* Input material *

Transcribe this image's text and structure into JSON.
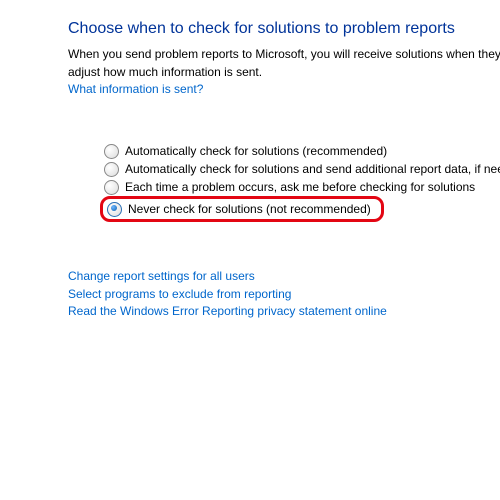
{
  "heading": "Choose when to check for solutions to problem reports",
  "description_line1": "When you send problem reports to Microsoft, you will receive solutions when they",
  "description_line2": "adjust how much information is sent.",
  "info_link": "What information is sent?",
  "options": [
    {
      "label": "Automatically check for solutions (recommended)",
      "selected": false
    },
    {
      "label": "Automatically check for solutions and send additional report data, if need",
      "selected": false
    },
    {
      "label": "Each time a problem occurs, ask me before checking for solutions",
      "selected": false
    },
    {
      "label": "Never check for solutions (not recommended)",
      "selected": true
    }
  ],
  "links": {
    "change_all_users": "Change report settings for all users",
    "exclude_programs": "Select programs to exclude from reporting",
    "privacy": "Read the Windows Error Reporting privacy statement online"
  },
  "highlight_color": "#e30613"
}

* Problem to work on *
Repeat the data exactly in full, omitting its pictures.

* Task response *
Transcribe this image's text and structure into JSON.
{
  "heading": "Choose when to check for solutions to problem reports",
  "description_line1": "When you send problem reports to Microsoft, you will receive solutions when they",
  "description_line2": "adjust how much information is sent.",
  "info_link": "What information is sent?",
  "options": [
    {
      "label": "Automatically check for solutions (recommended)",
      "selected": false
    },
    {
      "label": "Automatically check for solutions and send additional report data, if need",
      "selected": false
    },
    {
      "label": "Each time a problem occurs, ask me before checking for solutions",
      "selected": false
    },
    {
      "label": "Never check for solutions (not recommended)",
      "selected": true
    }
  ],
  "links": {
    "change_all_users": "Change report settings for all users",
    "exclude_programs": "Select programs to exclude from reporting",
    "privacy": "Read the Windows Error Reporting privacy statement online"
  },
  "highlight_color": "#e30613"
}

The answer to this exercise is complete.